Every line containing the string "marker" is to be copied from the records.
--- Dataset excerpts ---
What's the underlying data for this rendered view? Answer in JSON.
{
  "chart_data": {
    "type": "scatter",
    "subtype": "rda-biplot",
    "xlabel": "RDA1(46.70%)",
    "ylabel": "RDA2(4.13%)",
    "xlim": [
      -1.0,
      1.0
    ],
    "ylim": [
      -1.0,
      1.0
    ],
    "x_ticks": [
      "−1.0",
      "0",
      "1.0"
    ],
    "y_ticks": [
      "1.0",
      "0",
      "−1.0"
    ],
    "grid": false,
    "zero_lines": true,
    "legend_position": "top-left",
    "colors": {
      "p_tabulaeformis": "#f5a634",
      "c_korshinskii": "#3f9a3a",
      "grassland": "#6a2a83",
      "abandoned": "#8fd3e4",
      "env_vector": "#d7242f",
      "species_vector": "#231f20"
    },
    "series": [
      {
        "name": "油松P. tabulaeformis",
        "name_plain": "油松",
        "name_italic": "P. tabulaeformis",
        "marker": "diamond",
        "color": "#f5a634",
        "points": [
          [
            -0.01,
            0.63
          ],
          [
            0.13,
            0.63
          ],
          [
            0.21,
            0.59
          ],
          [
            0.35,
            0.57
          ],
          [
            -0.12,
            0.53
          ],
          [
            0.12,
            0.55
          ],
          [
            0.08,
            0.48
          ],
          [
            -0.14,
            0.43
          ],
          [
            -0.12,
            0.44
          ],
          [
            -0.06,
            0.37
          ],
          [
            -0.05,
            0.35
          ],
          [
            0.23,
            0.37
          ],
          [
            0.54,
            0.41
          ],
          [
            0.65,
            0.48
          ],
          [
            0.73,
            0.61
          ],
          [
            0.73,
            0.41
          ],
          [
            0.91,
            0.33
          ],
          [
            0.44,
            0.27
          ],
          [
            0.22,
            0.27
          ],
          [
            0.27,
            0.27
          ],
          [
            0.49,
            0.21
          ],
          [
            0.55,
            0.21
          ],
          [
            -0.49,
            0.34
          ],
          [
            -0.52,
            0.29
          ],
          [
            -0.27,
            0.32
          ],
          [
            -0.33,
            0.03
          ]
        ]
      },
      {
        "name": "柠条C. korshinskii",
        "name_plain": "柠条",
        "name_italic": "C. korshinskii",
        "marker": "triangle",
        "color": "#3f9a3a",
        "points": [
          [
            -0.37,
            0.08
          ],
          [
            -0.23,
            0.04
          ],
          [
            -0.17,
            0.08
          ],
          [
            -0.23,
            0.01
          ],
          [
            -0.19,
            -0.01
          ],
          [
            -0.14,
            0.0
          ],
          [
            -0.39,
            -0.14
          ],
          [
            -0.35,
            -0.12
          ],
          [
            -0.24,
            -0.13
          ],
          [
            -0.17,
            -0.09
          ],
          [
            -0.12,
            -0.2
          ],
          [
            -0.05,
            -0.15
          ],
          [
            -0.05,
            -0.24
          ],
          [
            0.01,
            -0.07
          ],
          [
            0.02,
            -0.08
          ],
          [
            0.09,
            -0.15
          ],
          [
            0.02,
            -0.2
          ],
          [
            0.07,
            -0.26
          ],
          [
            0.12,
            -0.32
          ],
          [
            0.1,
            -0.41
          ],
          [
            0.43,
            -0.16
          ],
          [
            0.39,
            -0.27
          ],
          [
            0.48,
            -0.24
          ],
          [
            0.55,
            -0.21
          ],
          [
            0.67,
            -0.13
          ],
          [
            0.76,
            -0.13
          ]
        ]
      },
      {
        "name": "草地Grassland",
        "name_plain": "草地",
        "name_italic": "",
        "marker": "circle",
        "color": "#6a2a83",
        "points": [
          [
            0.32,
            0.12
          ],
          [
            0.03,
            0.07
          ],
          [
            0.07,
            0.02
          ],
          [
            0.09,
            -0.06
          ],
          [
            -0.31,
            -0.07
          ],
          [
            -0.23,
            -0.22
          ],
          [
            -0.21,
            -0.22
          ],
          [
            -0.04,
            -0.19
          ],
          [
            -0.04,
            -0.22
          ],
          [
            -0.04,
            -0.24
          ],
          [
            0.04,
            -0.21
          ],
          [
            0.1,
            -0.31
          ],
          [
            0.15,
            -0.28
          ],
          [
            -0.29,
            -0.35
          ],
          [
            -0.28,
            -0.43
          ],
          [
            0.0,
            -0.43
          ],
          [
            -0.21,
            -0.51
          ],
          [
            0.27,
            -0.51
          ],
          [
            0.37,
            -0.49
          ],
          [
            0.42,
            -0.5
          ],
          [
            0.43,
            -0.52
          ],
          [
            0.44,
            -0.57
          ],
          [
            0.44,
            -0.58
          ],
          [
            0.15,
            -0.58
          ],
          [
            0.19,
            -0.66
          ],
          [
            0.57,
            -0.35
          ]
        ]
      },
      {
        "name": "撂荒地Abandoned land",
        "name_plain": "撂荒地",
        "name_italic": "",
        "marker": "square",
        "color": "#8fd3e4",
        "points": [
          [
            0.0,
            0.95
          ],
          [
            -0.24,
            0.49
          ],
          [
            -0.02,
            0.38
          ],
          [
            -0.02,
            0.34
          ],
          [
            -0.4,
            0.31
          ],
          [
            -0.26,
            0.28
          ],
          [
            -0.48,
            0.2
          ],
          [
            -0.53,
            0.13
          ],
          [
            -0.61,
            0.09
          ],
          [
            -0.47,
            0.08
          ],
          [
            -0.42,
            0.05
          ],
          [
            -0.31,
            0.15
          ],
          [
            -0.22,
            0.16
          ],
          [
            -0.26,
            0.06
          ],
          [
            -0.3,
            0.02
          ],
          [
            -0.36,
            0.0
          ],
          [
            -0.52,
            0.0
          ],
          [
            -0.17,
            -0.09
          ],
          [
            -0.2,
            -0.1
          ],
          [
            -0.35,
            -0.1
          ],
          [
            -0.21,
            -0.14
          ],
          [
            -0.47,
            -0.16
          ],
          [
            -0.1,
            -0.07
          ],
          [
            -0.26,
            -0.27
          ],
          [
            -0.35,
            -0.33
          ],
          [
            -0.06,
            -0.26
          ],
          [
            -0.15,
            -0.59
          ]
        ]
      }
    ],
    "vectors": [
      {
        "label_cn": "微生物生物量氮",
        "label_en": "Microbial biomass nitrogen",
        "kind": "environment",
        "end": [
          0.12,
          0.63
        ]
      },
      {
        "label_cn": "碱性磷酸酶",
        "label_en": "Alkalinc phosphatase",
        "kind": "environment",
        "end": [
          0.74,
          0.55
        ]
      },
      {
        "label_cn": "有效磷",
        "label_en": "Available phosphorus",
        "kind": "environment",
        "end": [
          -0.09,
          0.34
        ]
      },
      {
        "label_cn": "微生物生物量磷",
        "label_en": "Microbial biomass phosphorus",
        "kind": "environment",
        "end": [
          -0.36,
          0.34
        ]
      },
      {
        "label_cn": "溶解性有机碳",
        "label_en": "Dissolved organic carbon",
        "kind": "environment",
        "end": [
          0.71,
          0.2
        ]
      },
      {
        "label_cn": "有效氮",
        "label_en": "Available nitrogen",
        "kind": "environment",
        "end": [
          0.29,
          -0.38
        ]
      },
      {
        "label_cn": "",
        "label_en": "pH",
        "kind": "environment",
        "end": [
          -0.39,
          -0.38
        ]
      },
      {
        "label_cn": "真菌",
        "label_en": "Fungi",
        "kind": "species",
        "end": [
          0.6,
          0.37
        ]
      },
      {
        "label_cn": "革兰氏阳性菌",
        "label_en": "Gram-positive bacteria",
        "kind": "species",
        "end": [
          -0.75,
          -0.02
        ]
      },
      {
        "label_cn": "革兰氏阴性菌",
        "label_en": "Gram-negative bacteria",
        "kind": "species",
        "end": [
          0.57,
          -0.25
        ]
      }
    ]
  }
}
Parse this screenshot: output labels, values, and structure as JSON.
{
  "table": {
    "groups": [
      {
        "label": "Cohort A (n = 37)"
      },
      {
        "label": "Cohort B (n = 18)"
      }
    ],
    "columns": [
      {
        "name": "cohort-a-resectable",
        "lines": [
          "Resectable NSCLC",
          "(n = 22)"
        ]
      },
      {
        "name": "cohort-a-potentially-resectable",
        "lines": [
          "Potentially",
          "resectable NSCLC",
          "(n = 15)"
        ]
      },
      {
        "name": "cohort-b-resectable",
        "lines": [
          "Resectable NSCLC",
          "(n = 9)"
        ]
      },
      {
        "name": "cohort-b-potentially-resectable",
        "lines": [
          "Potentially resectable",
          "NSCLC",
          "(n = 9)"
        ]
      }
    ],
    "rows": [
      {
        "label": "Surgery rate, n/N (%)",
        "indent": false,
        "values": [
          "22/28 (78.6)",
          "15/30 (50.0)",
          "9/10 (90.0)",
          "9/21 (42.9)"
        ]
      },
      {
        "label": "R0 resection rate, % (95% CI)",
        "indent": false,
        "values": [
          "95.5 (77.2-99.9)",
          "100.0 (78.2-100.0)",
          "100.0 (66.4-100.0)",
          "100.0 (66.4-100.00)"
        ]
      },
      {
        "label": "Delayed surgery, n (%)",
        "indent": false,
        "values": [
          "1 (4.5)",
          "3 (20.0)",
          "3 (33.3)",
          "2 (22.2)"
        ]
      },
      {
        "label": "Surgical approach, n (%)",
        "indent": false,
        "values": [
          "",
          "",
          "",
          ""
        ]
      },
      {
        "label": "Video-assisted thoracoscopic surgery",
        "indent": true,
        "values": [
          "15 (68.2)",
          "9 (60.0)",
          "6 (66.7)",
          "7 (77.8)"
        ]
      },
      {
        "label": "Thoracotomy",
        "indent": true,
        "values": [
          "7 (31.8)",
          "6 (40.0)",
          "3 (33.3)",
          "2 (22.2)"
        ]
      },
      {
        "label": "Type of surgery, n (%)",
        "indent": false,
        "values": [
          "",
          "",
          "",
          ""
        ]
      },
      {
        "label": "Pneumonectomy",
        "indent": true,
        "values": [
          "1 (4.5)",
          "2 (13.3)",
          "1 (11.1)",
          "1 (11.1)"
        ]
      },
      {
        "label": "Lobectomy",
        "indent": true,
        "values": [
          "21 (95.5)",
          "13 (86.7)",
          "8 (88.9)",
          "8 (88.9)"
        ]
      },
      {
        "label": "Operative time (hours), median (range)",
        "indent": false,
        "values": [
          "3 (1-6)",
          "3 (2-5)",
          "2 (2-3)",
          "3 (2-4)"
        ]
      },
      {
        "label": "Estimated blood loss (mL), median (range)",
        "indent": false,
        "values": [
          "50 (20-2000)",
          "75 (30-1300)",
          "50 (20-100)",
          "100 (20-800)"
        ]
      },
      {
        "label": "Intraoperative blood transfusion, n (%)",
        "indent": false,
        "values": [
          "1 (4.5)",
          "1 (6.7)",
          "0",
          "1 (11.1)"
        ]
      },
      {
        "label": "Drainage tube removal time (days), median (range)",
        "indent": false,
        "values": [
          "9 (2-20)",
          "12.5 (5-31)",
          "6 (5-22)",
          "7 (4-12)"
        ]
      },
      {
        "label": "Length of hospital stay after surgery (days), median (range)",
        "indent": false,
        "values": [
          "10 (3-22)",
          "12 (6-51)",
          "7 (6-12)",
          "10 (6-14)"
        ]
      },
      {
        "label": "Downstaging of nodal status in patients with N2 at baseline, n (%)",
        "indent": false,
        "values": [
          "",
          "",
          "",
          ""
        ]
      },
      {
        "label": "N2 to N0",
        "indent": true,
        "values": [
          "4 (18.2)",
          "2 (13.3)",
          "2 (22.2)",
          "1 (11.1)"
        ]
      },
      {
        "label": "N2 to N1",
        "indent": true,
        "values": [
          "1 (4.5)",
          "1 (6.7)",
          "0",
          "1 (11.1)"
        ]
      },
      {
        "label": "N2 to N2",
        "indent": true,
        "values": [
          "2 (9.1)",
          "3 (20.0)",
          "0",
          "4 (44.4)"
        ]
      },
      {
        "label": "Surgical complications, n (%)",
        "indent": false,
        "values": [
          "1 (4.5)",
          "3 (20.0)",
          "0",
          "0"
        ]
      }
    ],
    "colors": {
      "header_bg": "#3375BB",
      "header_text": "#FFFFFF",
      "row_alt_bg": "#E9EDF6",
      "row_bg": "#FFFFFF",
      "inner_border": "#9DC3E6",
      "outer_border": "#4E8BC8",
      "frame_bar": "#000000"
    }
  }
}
---
** Solution to the exercise **
        "marker": "diamond",
        "marker": "triangle",
        "marker": "circle",
        "marker": "square",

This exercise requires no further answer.